J'ai souhaité être accompagné par mon collègue Jérôme Simon, car le travail collégial est l'une des marques de fabrique du PNF.
Le champ de compétence du PNF est limité en matière économique et financière. Il recouvre quatre grands domaines d'intervention, prévus aux articles 705 et 705-1 du code de procédure pénale.
Il s'agit tout d'abord de la lutte contre les atteintes à la probité, avec notamment les infractions malheureusement bien connues de corruption, de corruption d'agent public étranger, de trafic d'influence, de détournement de fonds publics, de favoritisme et de prise illégale d'intérêts. Cela représente presque la moitié de nos 708 dossiers en cours.
Le deuxième pilier est constitué par la fraude fiscale aggravée – la fraude fiscale simple restant de la compétence des autres parquets. La compétence du PNF est justifiée par sa capacité à traiter des affaires complexes. En matière fiscale, l'aggravation de l'infraction est liée à l'utilisation de circuits financiers à l'étranger. Des techniques d'enquêtes beaucoup plus importantes et plus fines doivent être utilisées pour traquer cette délinquance. Cela concerne 47 % des affaires en cours. Le PNF est également compétent en matière de blanchiment de ces infractions.
Les deux derniers piliers concernent arithmétiquement moins de dossiers.
Il s'agit tout d'abord des atteintes au bon fonctionnement des marchés financiers, pour lesquelles le PNF dispose d'une compétence exclusive – à la différence des infractions citées précédemment.
Ensuite, le Parlement a récemment étendu notre domaine de compétence aux infractions en matière de concurrence, avec les délits d'entente illicite et d'abus de position dominante.
Parmi nos interlocuteurs réguliers figure tout d'abord l'Office central de lutte contre la corruption et les infractions financières et fiscales (OCLCIFF), qui est le bras armé du PNF. Nous regrettons que ses effectifs ne soient pas suffisants pour répondre à tous nos besoins.
Nous travaillons également avec Tracfin, qui est une source essentielle d'informations et de signalements. Je souligne la qualité du travail effectué par ce service bien organisé, dont les magistrats du PNF ont une haute opinion.

● **Parties de l'exercice**
1 – Énumérez les infractions que le texte sur le PNF range parmi les atteintes à la probité.
2 – Recopiez, s'il vous plaît, un passage du texte sur le PNF : commencez aux mots "Nous travaillons également" et arrêtez-vous après "une haute opinion.".
3 – Selon le texte sur le PNF, quelle part des affaires en cours concerne la fraude fiscale aggravée ?

(Enregistrements d'annotation spatiale)
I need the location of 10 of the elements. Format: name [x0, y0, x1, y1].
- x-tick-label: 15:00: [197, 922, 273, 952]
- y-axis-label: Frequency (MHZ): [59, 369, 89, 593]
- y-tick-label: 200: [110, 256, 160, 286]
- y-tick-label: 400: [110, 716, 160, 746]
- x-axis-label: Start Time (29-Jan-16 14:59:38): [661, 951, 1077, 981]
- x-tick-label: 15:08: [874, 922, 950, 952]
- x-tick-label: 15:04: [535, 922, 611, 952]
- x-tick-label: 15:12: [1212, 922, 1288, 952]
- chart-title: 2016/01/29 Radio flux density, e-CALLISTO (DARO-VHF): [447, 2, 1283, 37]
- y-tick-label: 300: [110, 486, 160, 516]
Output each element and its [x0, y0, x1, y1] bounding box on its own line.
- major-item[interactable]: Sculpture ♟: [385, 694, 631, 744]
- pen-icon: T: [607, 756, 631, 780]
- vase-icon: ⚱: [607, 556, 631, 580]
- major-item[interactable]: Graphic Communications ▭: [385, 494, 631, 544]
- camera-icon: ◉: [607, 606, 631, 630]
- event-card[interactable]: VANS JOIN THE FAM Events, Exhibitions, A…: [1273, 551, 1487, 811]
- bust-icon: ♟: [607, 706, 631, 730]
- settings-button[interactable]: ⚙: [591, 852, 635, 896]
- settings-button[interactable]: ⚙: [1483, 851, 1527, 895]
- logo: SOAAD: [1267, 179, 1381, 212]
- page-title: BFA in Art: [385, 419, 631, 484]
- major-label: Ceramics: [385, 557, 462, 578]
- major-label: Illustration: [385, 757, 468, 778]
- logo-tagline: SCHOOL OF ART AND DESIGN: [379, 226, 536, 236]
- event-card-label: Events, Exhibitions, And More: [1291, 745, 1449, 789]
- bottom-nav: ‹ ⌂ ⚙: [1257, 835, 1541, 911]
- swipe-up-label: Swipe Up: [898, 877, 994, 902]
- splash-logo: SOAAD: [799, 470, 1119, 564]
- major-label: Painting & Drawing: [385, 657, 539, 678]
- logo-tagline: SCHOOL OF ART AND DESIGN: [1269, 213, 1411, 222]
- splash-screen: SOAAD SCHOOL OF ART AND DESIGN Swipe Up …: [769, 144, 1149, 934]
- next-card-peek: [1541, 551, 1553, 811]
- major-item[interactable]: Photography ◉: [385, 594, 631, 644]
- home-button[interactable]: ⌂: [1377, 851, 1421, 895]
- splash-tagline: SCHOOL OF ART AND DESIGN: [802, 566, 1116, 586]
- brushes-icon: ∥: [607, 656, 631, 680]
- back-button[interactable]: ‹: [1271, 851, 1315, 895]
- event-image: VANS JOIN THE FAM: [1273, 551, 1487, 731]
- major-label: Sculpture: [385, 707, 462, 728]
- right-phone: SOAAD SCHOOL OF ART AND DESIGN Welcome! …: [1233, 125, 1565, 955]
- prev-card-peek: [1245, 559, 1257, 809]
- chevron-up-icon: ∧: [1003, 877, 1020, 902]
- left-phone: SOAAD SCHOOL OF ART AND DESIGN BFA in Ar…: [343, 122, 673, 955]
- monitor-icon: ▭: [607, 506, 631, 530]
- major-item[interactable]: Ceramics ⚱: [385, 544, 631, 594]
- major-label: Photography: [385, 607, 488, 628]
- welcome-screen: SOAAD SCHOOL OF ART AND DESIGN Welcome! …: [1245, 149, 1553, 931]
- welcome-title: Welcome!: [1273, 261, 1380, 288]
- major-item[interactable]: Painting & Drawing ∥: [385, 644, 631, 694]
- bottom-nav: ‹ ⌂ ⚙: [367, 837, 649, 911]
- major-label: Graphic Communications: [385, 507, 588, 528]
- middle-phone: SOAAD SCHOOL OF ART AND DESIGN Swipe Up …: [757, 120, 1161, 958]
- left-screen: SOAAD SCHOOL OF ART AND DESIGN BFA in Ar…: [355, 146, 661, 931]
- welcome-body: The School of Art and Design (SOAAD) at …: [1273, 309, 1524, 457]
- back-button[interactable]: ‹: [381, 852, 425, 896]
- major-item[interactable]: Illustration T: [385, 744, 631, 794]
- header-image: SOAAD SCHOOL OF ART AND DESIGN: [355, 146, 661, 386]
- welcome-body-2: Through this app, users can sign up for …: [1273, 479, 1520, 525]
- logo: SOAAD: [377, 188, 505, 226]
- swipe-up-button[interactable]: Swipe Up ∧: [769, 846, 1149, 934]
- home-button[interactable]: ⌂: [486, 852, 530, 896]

● **Réponses par consigne**
1 –
- corruption
- corruption d'agent public étranger
- trafic d'influence
- détournement de fonds publics
- favoritisme
- prise illégale d'intérêts

2 –
Nous travaillons également avec Tracfin, qui est une source essentielle d'informations et de signalements. Je souligne la qualité du travail effectué par ce service bien organisé, dont les magistrats du PNF ont une haute opinion.

3 – 47 % des affaires en cours.